Work instructions
Count the lines in the items below that contain the word "Ragland". Reply with the number alone.

Supplied information
┌────────
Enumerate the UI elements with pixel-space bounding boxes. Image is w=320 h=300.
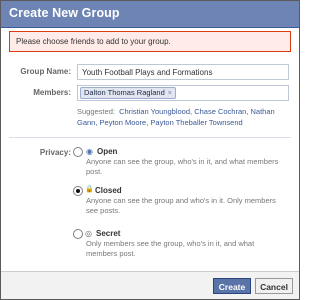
privacy-secret-title: Secret — [96, 229, 121, 238]
dialog-title: Create New Group — [9, 6, 120, 20]
globe-icon: ◉ — [86, 147, 93, 156]
members-label: Members: — [33, 88, 71, 97]
privacy-open-description: Anyone can see the group, who's in it, a… — [86, 157, 279, 176]
suggested-label: Suggested: — [77, 107, 115, 116]
radio-open[interactable] — [73, 147, 83, 157]
privacy-open-title: Open — [97, 147, 118, 156]
cancel-button[interactable]: Cancel — [255, 278, 293, 294]
suggested-friend-link[interactable]: Payton Theballer Townsend — [150, 118, 242, 127]
privacy-closed-description: Anyone can see the group and who's in it… — [86, 196, 276, 215]
create-group-dialog: Create New Group Please choose friends t… — [0, 0, 300, 300]
privacy-secret-description: Only members see the group, who's in it,… — [86, 239, 255, 258]
suggested-friend-link[interactable]: Christian Youngblood, — [119, 107, 192, 116]
suggested-friends: Suggested: Christian Youngblood, Chase C… — [77, 106, 293, 128]
member-token-name: Dalton Thomas Ragland — [84, 88, 165, 97]
dialog-footer: Create Cancel — [1, 271, 299, 299]
member-token: Dalton Thomas Ragland × — [80, 87, 176, 99]
group-name-value: Youth Football Plays and Formations — [82, 68, 213, 77]
radio-closed[interactable] — [73, 186, 83, 196]
group-name-input[interactable]: Youth Football Plays and Formations — [77, 64, 289, 80]
members-input[interactable]: Dalton Thomas Ragland × — [77, 85, 289, 101]
group-name-label: Group Name: — [20, 67, 71, 76]
dialog-titlebar: Create New Group — [1, 1, 299, 28]
suggested-friend-link[interactable]: Peyton Moore, — [100, 118, 149, 127]
remove-member-icon[interactable]: × — [168, 90, 172, 97]
radio-secret[interactable] — [73, 229, 83, 239]
lock-icon: 🔒 — [85, 186, 94, 193]
secret-icon: ◎ — [85, 229, 92, 238]
privacy-label: Privacy: — [39, 148, 71, 157]
section-divider — [9, 137, 291, 138]
create-button[interactable]: Create — [213, 278, 251, 294]
suggested-friend-link[interactable]: Chase Cochran, — [194, 107, 248, 116]
error-alert: Please choose friends to add to your gro… — [9, 31, 291, 52]
alert-text: Please choose friends to add to your gro… — [16, 37, 171, 46]
privacy-closed-title: Closed — [95, 186, 122, 195]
└────────
Reply to the task
3